Goals:
1. From the court opinion, pull out the passage starting with "Allen F. Cazier, San" and going on through "District of Texas.", word for word.
2. Pick up the court opinion on the Arrington firearms appeal right after its last sentence and keep writing it.

-------- Source passage --------

618 F.2d 1119
UNITED STATES of America, Plaintiff-Appellee,
John Bolton ARRINGTON, Defendant-Appellant.
United States Court of Appeals,
June 12, 1980.
Allen F. Cazier, San Antonio, Tex. (Court-Appointed), for defendant-appellant.
Jamie C. Boyd, U. S. Atty., LeRoy Morgan Jahn, Asst. U. S. Atty., Wayne F. Speck, Daniel Maeso, Trial Attys., San Antonio, Tex., for plaintiff-appellee.
Appeal from the United States District Court for the Western District of Texas.
Before WISDOM, FAY and TATE, Circuit Judges.
FAY, Circuit Judge:
On March 21, 1979, a federal jury in the Western District of Texas convicted appellant John Arrington of eight counts of unlawful possession of firearms. Comprising six counts of his conviction were violations of 18 U.S.C. App. § 1202(a)(1) (1976),1 which proscribes possession of firearms by a convicted felon. Notwithstanding the incontrovertibility of his prior felony conviction, Arrington claims that at the time of his arrest he no longer bore the onus of that conviction and consequently should not have been charged. He reasons that his prior conviction was automatically expunged upon completion of the sentence given him under the Youth Corrections Act, 18 U.S.C. §§ 5005-5026 (1976).2 We find that Arrington's rationale comports with the policy and purposes of the Youth Corrections Act, and therefore reverse his conviction of those six counts framed under 18 U.S.C. App. § 1202(a)(1) (1976).
Arrington also challenges on several grounds the remaining two counts, which involved unlawful possession of a sawed-off shotgun in violation of 26 U.S.C. § 5861(d), (i) (1976).3 First, Arrington challenges the trial court's refusal to mandate disclosure of the identity and whereabouts of the government informant whose confidential tip established probable cause for an incriminating search of Arrington's house. Second, he suggests that charging both possession of an unregistered firearm and also possession of a firearm without a serial number was multiplicitous, since a firearm without a serial number cannot be registered. Third, Arrington claims that punishing him for possessing a firearm without a serial number was contrary to statutory purpose, when obtaining a serial number was impossible. Finally, Arrington claims that the trial court erred in admitting into evidence the utility bills found in the search of Arrington's house, which were later offered to prove Arrington's residence in the house at the time of the search. Finding no reversible error in any of these claims, we affirm Arrington's conviction on the two counts under 26 U.S.C. § 5861(d), (i) (1976).

-------- Entries --------

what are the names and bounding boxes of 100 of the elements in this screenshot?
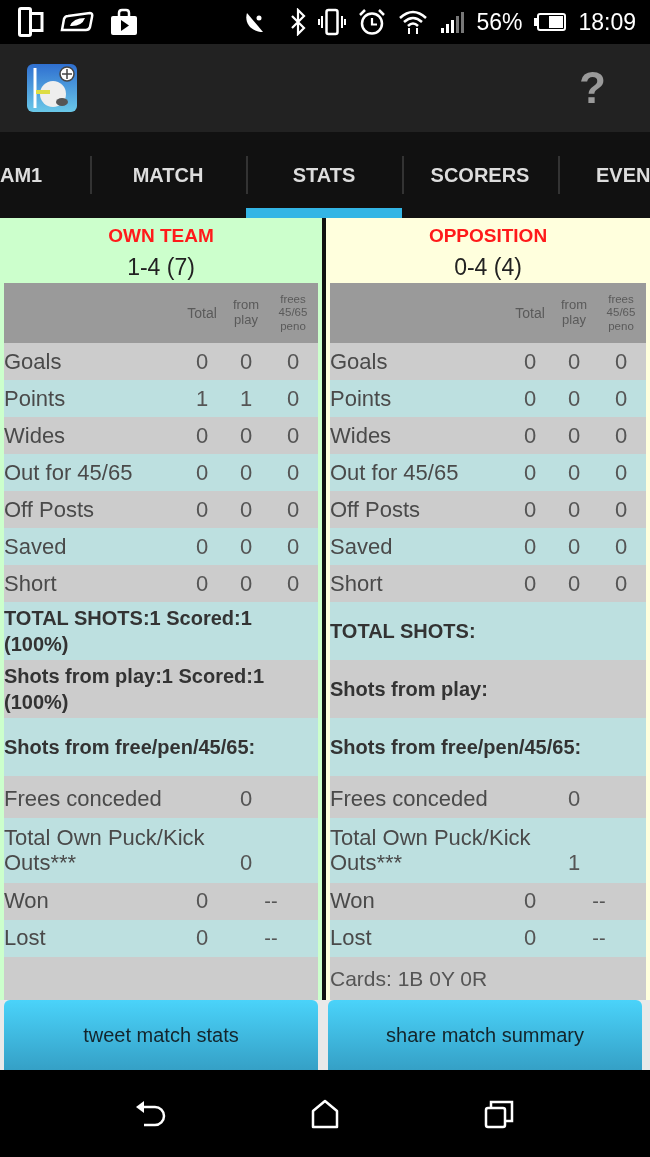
column-header: frees 45/65 peno: [277, 293, 309, 333]
tab[interactable]: AM1: [0, 132, 90, 218]
stat-value: 0: [522, 570, 538, 597]
column-header: Total: [514, 304, 546, 322]
stat-label: Out for 45/65: [330, 459, 460, 486]
stat-label: Frees conceded: [330, 785, 489, 811]
stat-value: 0: [194, 459, 210, 486]
stat-value: 0: [566, 496, 582, 523]
stat-value: 0: [238, 422, 254, 449]
stat-value: 0: [285, 570, 301, 597]
stat-value: 0: [522, 422, 538, 449]
column-header: from play: [232, 298, 260, 328]
stat-value: 1: [566, 850, 582, 876]
stat-label: Points: [330, 385, 393, 412]
stat-value: 0: [194, 422, 210, 449]
stat-value: 0: [238, 850, 254, 876]
ball-logo-icon: [27, 64, 77, 112]
stat-value: 0: [613, 348, 629, 375]
stat-label: Points: [4, 385, 67, 412]
stat-label: Short: [330, 570, 384, 597]
stat-label: Won: [330, 888, 376, 914]
stat-value: 0: [613, 533, 629, 560]
stat-value: 0: [194, 496, 210, 523]
shopping-bag-icon: [110, 8, 138, 36]
stat-label: Frees conceded: [4, 785, 163, 811]
stat-value: 0: [613, 385, 629, 412]
stat-label: Wides: [4, 422, 67, 449]
stat-label: Out for 45/65: [4, 459, 134, 486]
stat-value: 0: [285, 348, 301, 375]
team-score: 0-4 (4): [453, 253, 523, 282]
battery-percent: 56%: [476, 10, 523, 34]
stat-value: 0: [238, 533, 254, 560]
stat-value: 0: [522, 459, 538, 486]
stat-label: Total Own Puck/Kick Outs***: [330, 825, 532, 876]
signal-icon: [440, 11, 465, 33]
stat-value: 0: [238, 459, 254, 486]
team-score: 1-4 (7): [126, 253, 196, 282]
leaf-icon: [60, 11, 94, 33]
stat-value: 0: [566, 533, 582, 560]
tab[interactable]: SCORERS: [402, 132, 558, 218]
stat-value: 1: [238, 385, 254, 412]
team-title: OWN TEAM: [107, 224, 215, 248]
stat-label: Saved: [4, 533, 68, 560]
stat-label: Off Posts: [4, 496, 96, 523]
stat-label: Off Posts: [330, 496, 422, 523]
stat-value: 0: [566, 570, 582, 597]
stat-value: 0: [238, 348, 254, 375]
stat-value: 0: [613, 570, 629, 597]
stat-label: Lost: [330, 925, 373, 951]
recent-apps-icon[interactable]: [484, 1098, 514, 1129]
stat-value: 0: [285, 385, 301, 412]
shots-summary: Shots from free/pen/45/65:: [4, 718, 318, 776]
stat-label: Saved: [330, 533, 394, 560]
team-title: OPPOSITION: [427, 224, 549, 248]
stat-label: Goals: [4, 348, 63, 375]
stat-value: 0: [522, 888, 538, 914]
stat-label: Short: [4, 570, 58, 597]
column-header: frees 45/65 peno: [605, 293, 637, 333]
tab[interactable]: EVEN: [558, 132, 650, 218]
stat-value: 0: [194, 533, 210, 560]
shots-summary: TOTAL SHOTS:1 Scored:1 (100%): [4, 602, 318, 660]
action-button[interactable]: share match summary: [328, 1000, 642, 1070]
stat-value: 0: [566, 785, 582, 811]
shots-summary: Shots from free/pen/45/65:: [330, 718, 646, 776]
stat-value: 0: [522, 496, 538, 523]
stat-value: 0: [522, 533, 538, 560]
clock-time: 18:09: [578, 10, 636, 34]
action-button[interactable]: tweet match stats: [4, 1000, 318, 1070]
stat-value: 0: [238, 570, 254, 597]
stat-label: Won: [4, 888, 50, 914]
stat-value: 0: [613, 459, 629, 486]
stat-value: 0: [238, 785, 254, 811]
stat-label: Lost: [4, 925, 47, 951]
stat-value: 0: [522, 348, 538, 375]
stat-value: 0: [194, 888, 210, 914]
column-header: Total: [186, 304, 218, 322]
stat-value: 0: [194, 348, 210, 375]
stat-value: 0: [613, 422, 629, 449]
help-button[interactable]: ?: [575, 66, 610, 110]
home-icon[interactable]: [311, 1098, 339, 1129]
wifi-icon: [398, 9, 429, 35]
stat-value: 0: [238, 496, 254, 523]
stat-value: 0: [194, 570, 210, 597]
stat-value: 1: [194, 385, 210, 412]
shots-summary: Shots from play:1 Scored:1 (100%): [4, 660, 318, 718]
stat-label: Total Own Puck/Kick Outs***: [4, 825, 206, 876]
back-icon[interactable]: [135, 1098, 167, 1129]
stat-value: 0: [194, 925, 210, 951]
stat-value: 0: [566, 348, 582, 375]
stat-value: 0: [285, 422, 301, 449]
shots-summary: TOTAL SHOTS:: [330, 602, 646, 660]
stat-value: --: [263, 926, 279, 952]
cards-summary: Cards: 1B 0Y 0R: [330, 956, 646, 1000]
tab[interactable]: MATCH: [90, 132, 246, 218]
stat-value: 0: [566, 385, 582, 412]
stat-label: Wides: [330, 422, 393, 449]
stat-label: Goals: [330, 348, 389, 375]
stat-value: 0: [522, 385, 538, 412]
dual-screen-icon: [18, 7, 44, 37]
bluetooth-icon: [290, 8, 307, 36]
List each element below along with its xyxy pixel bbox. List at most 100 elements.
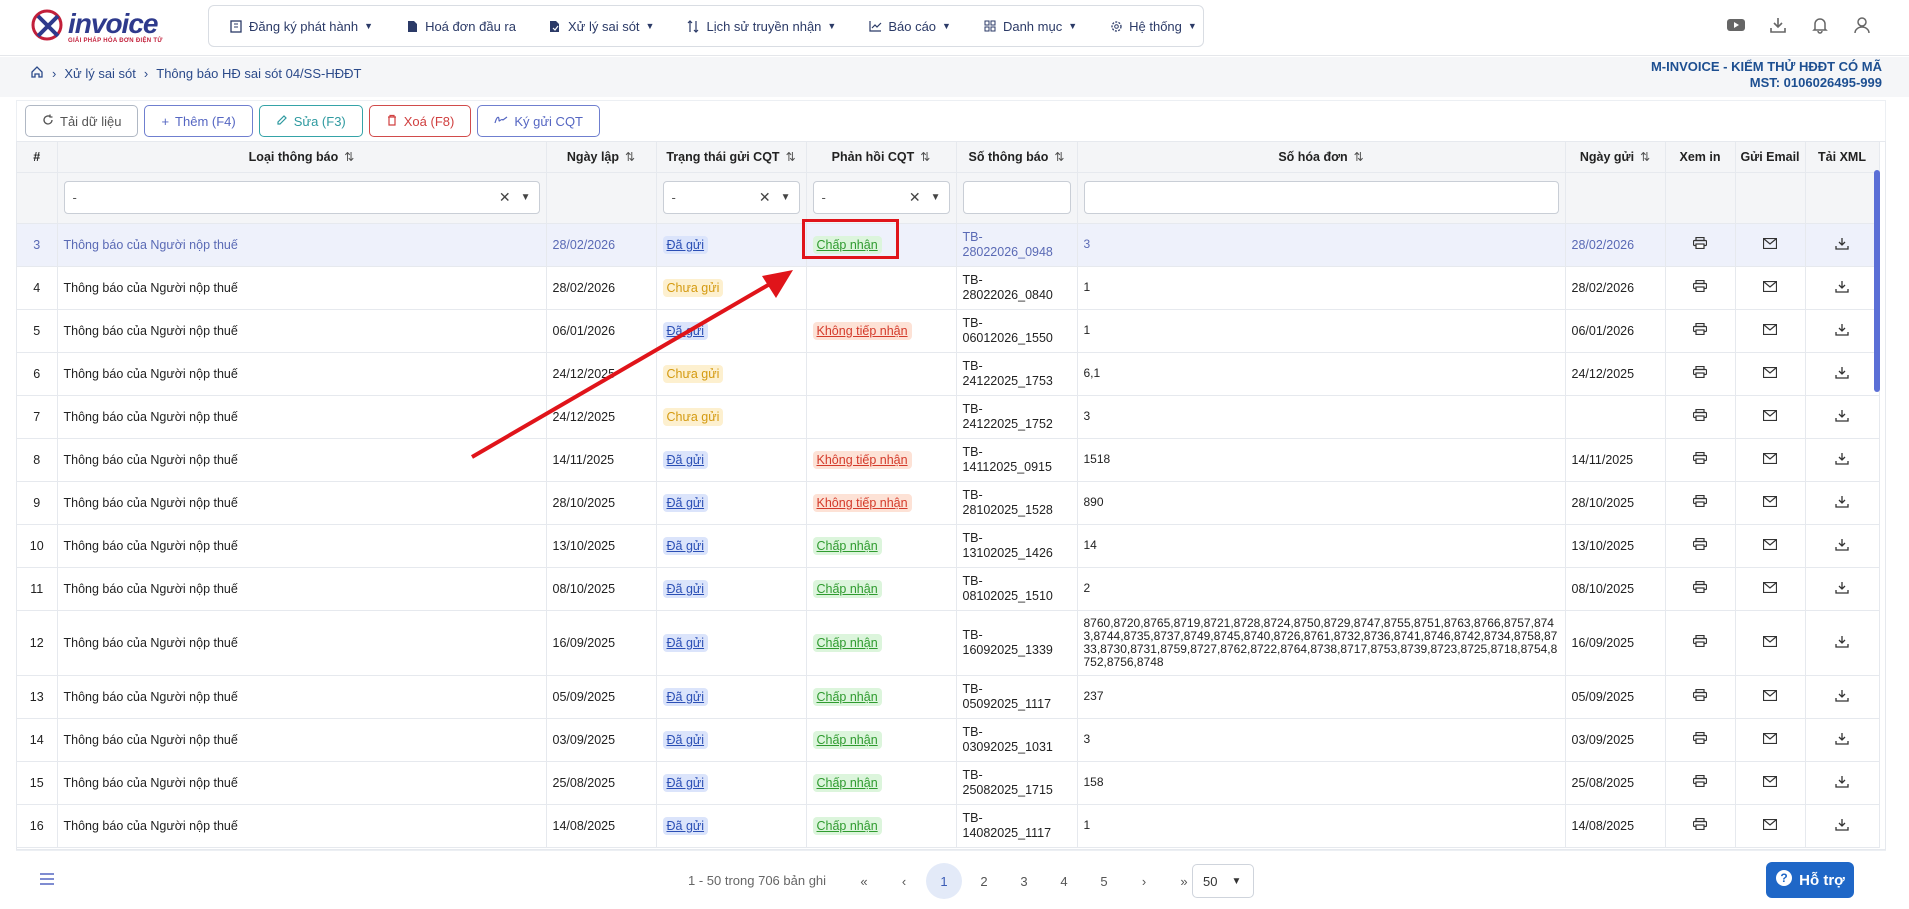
printer-icon[interactable] — [1692, 365, 1708, 381]
download-icon[interactable] — [1835, 689, 1849, 705]
add-button[interactable]: + Thêm (F4) — [144, 105, 253, 137]
col-notice-no[interactable]: Số thông báo ⇅ — [956, 142, 1078, 173]
invoice-no-filter-input[interactable] — [1083, 181, 1559, 214]
table-row[interactable]: 8 Thông báo của Người nộp thuế 14/11/202… — [17, 438, 1880, 482]
status-badge[interactable]: Đã gửi — [662, 579, 709, 598]
download-icon[interactable] — [1835, 581, 1849, 597]
feedback-badge[interactable]: Không tiếp nhận — [812, 493, 912, 512]
download-icon[interactable] — [1835, 635, 1849, 651]
status-badge[interactable]: Đã gửi — [662, 235, 709, 254]
printer-icon[interactable] — [1692, 322, 1708, 338]
printer-icon[interactable] — [1692, 451, 1708, 467]
mail-icon[interactable] — [1762, 237, 1778, 252]
col-send-status[interactable]: Trạng thái gửi CQT ⇅ — [656, 142, 807, 173]
page-size-select[interactable]: 50 ▼ — [1192, 864, 1254, 898]
col-feedback[interactable]: Phản hồi CQT ⇅ — [806, 142, 957, 173]
nav-item-0[interactable]: Đăng ký phát hành ▼ — [229, 19, 373, 34]
feedback-badge[interactable]: Chấp nhận — [812, 730, 882, 749]
download-icon[interactable] — [1767, 14, 1789, 36]
mail-icon[interactable] — [1762, 581, 1778, 596]
send-status-filter[interactable]: - ✕ ▼ — [662, 181, 800, 214]
status-badge[interactable]: Chưa gửi — [662, 407, 724, 426]
mail-icon[interactable] — [1762, 689, 1778, 704]
first-page-icon[interactable]: « — [846, 863, 882, 899]
download-icon[interactable] — [1835, 775, 1849, 791]
status-badge[interactable]: Đã gửi — [662, 321, 709, 340]
status-badge[interactable]: Đã gửi — [662, 633, 709, 652]
table-row[interactable]: 4 Thông báo của Người nộp thuế 28/02/202… — [17, 266, 1880, 310]
mail-icon[interactable] — [1762, 495, 1778, 510]
download-icon[interactable] — [1835, 280, 1849, 296]
vertical-scrollbar[interactable] — [1874, 170, 1880, 392]
next-page-icon[interactable]: › — [1126, 863, 1162, 899]
table-row[interactable]: 12 Thông báo của Người nộp thuế 16/09/20… — [17, 610, 1880, 676]
download-icon[interactable] — [1835, 818, 1849, 834]
edit-button[interactable]: Sửa (F3) — [258, 105, 363, 137]
download-icon[interactable] — [1835, 366, 1849, 382]
help-button[interactable]: ? Hỗ trợ — [1766, 862, 1854, 898]
printer-icon[interactable] — [1692, 537, 1708, 553]
nav-item-5[interactable]: Danh mục ▼ — [983, 19, 1077, 34]
status-badge[interactable]: Đã gửi — [662, 816, 709, 835]
printer-icon[interactable] — [1692, 817, 1708, 833]
printer-icon[interactable] — [1692, 236, 1708, 252]
download-icon[interactable] — [1835, 538, 1849, 554]
table-row[interactable]: 9 Thông báo của Người nộp thuế 28/10/202… — [17, 481, 1880, 525]
printer-icon[interactable] — [1692, 279, 1708, 295]
printer-icon[interactable] — [1692, 688, 1708, 704]
status-badge[interactable]: Đã gửi — [662, 493, 709, 512]
download-icon[interactable] — [1835, 409, 1849, 425]
status-badge[interactable]: Đã gửi — [662, 687, 709, 706]
mail-icon[interactable] — [1762, 323, 1778, 338]
download-icon[interactable] — [1835, 452, 1849, 468]
table-row[interactable]: 7 Thông báo của Người nộp thuế 24/12/202… — [17, 395, 1880, 439]
printer-icon[interactable] — [1692, 774, 1708, 790]
feedback-badge[interactable]: Không tiếp nhận — [812, 450, 912, 469]
feedback-badge[interactable]: Chấp nhận — [812, 536, 882, 555]
mail-icon[interactable] — [1762, 538, 1778, 553]
nav-item-2[interactable]: Xử lý sai sót ▼ — [548, 19, 654, 34]
download-icon[interactable] — [1835, 237, 1849, 253]
mail-icon[interactable] — [1762, 366, 1778, 381]
download-icon[interactable] — [1835, 495, 1849, 511]
nav-item-4[interactable]: Báo cáo ▼ — [868, 19, 951, 34]
nav-item-1[interactable]: Hoá đơn đầu ra — [405, 19, 516, 34]
page-1[interactable]: 1 — [926, 863, 962, 899]
nav-item-3[interactable]: Lịch sử truyền nhận ▼ — [686, 19, 836, 34]
feedback-badge[interactable]: Chấp nhận — [812, 687, 882, 706]
col-date[interactable]: Ngày lập ⇅ — [546, 142, 657, 173]
sign-send-button[interactable]: Ký gửi CQT — [477, 105, 600, 137]
download-icon[interactable] — [1835, 323, 1849, 339]
mail-icon[interactable] — [1762, 775, 1778, 790]
table-row[interactable]: 10 Thông báo của Người nộp thuế 13/10/20… — [17, 524, 1880, 568]
feedback-badge[interactable]: Chấp nhận — [812, 579, 882, 598]
col-type[interactable]: Loại thông báo ⇅ — [57, 142, 547, 173]
type-filter[interactable]: - ✕ ▼ — [63, 181, 540, 214]
mail-icon[interactable] — [1762, 635, 1778, 650]
logo[interactable]: invoice GIẢI PHÁP HÓA ĐƠN ĐIỆN TỬ — [30, 6, 170, 48]
feedback-badge[interactable]: Chấp nhận — [812, 816, 882, 835]
table-row[interactable]: 11 Thông báo của Người nộp thuế 08/10/20… — [17, 567, 1880, 611]
page-2[interactable]: 2 — [966, 863, 1002, 899]
youtube-icon[interactable] — [1725, 14, 1747, 36]
table-row[interactable]: 5 Thông báo của Người nộp thuế 06/01/202… — [17, 309, 1880, 353]
feedback-badge[interactable]: Không tiếp nhận — [812, 321, 912, 340]
mail-icon[interactable] — [1762, 280, 1778, 295]
status-badge[interactable]: Chưa gửi — [662, 364, 724, 383]
table-row[interactable]: 3 Thông báo của Người nộp thuế 28/02/202… — [17, 223, 1880, 267]
status-badge[interactable]: Chưa gửi — [662, 278, 724, 297]
mail-icon[interactable] — [1762, 452, 1778, 467]
bell-icon[interactable] — [1809, 14, 1831, 36]
table-row[interactable]: 16 Thông báo của Người nộp thuế 14/08/20… — [17, 804, 1880, 848]
breadcrumb-item-1[interactable]: Xử lý sai sót — [64, 66, 136, 81]
table-row[interactable]: 15 Thông báo của Người nộp thuế 25/08/20… — [17, 761, 1880, 805]
table-row[interactable]: 14 Thông báo của Người nộp thuế 03/09/20… — [17, 718, 1880, 762]
home-icon[interactable] — [30, 65, 44, 82]
download-icon[interactable] — [1835, 732, 1849, 748]
page-3[interactable]: 3 — [1006, 863, 1042, 899]
printer-icon[interactable] — [1692, 634, 1708, 650]
notice-no-filter-input[interactable] — [962, 181, 1071, 214]
prev-page-icon[interactable]: ‹ — [886, 863, 922, 899]
user-icon[interactable] — [1851, 14, 1873, 36]
feedback-badge[interactable]: Chấp nhận — [812, 633, 882, 652]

--------

Exercise answers:
1.
Allen F. Cazier, San Antonio, Tex. (Court-Appointed), for defendant-appellant.
Jamie C. Boyd, U. S. Atty., LeRoy Morgan Jahn, Asst. U. S. Atty., Wayne F. Speck, Daniel Maeso, Trial Attys., San Antonio, Tex., for plaintiff-appellee.
Appeal from the United States District Court for the Western District of Texas.

2.
On April 19, 1971, Arrington pled guilty to a federal charge of failing to pay a transfer tax on marijuana, in violation of Law of August 16, 1954, ch. 736, 68A Stat. 562 (repealed 1970); Law of July 18, 1956, ch. 629, Title I, § 101, 70 Stat. 567 (repealed 1970).4 Government's Exhibit 9. He received an indeterminate sentence under 18 U.S.C. § 5010(b) (1976), served some prison time at Seagoville, Texas, and gained parole early in 1975. Record, vol. III at 127. Arrington completed his sentence in April, 1977, without any interruption of his status as a youthful offender. Id.
On December 19, 1978, police procured a warrant to search Arrington's house in San Antonio, Texas, based on an informant's confidential tip that he had seen Arrington there with amphetamines on the previous day. The officers executed the warrant on December 20, 1978, arresting Arrington and seizing six registered rifles and pistols and an unregistered sawed-off shotgun bearing no serial number. Arrington subsequently admitted ownership of the registered firearms but denied any knowledge of the shotgun, which had been discovered in a bedroom of the house. Besides the firearms, the officers also collected several water and utility bills addressed to Arrington at that residence.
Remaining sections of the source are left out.